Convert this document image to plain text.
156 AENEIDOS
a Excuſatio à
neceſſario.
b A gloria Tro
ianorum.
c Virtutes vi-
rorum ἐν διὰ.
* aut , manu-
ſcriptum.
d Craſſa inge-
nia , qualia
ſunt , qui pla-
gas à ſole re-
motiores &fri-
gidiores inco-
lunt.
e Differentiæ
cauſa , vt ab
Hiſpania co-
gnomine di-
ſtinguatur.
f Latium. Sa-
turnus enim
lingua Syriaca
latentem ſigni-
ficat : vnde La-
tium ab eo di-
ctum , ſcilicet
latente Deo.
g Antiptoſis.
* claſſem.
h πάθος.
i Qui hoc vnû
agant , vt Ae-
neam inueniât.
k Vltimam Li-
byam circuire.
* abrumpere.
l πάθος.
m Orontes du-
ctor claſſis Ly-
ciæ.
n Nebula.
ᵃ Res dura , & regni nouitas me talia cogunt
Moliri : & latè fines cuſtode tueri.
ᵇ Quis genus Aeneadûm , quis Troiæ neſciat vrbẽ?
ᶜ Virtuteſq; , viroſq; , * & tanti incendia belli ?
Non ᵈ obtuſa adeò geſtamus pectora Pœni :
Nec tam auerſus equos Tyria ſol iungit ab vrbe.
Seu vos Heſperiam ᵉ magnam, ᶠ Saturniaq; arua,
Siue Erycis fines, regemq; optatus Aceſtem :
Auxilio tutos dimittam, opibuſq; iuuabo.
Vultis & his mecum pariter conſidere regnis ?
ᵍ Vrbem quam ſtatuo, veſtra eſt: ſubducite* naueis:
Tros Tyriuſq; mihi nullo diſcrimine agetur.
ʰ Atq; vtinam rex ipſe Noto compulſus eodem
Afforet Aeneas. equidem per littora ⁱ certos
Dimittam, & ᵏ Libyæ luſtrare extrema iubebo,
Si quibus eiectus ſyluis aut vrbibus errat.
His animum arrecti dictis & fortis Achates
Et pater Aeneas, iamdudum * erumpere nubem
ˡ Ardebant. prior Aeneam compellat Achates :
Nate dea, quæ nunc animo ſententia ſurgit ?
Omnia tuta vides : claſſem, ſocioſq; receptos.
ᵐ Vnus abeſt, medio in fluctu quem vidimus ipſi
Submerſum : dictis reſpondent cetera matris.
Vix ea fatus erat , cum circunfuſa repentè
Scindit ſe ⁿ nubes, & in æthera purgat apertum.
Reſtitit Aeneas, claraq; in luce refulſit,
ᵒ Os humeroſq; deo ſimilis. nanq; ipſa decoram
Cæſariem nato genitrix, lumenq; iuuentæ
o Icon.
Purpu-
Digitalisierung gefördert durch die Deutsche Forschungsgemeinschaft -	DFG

---

*PROBLEM DETAILS*:
Pull out all lines of the data with the string "Achates".

*OUTPUT*:
His animum arrecti dictis & fortis Achates
ˡ Ardebant. prior Aeneam compellat Achates :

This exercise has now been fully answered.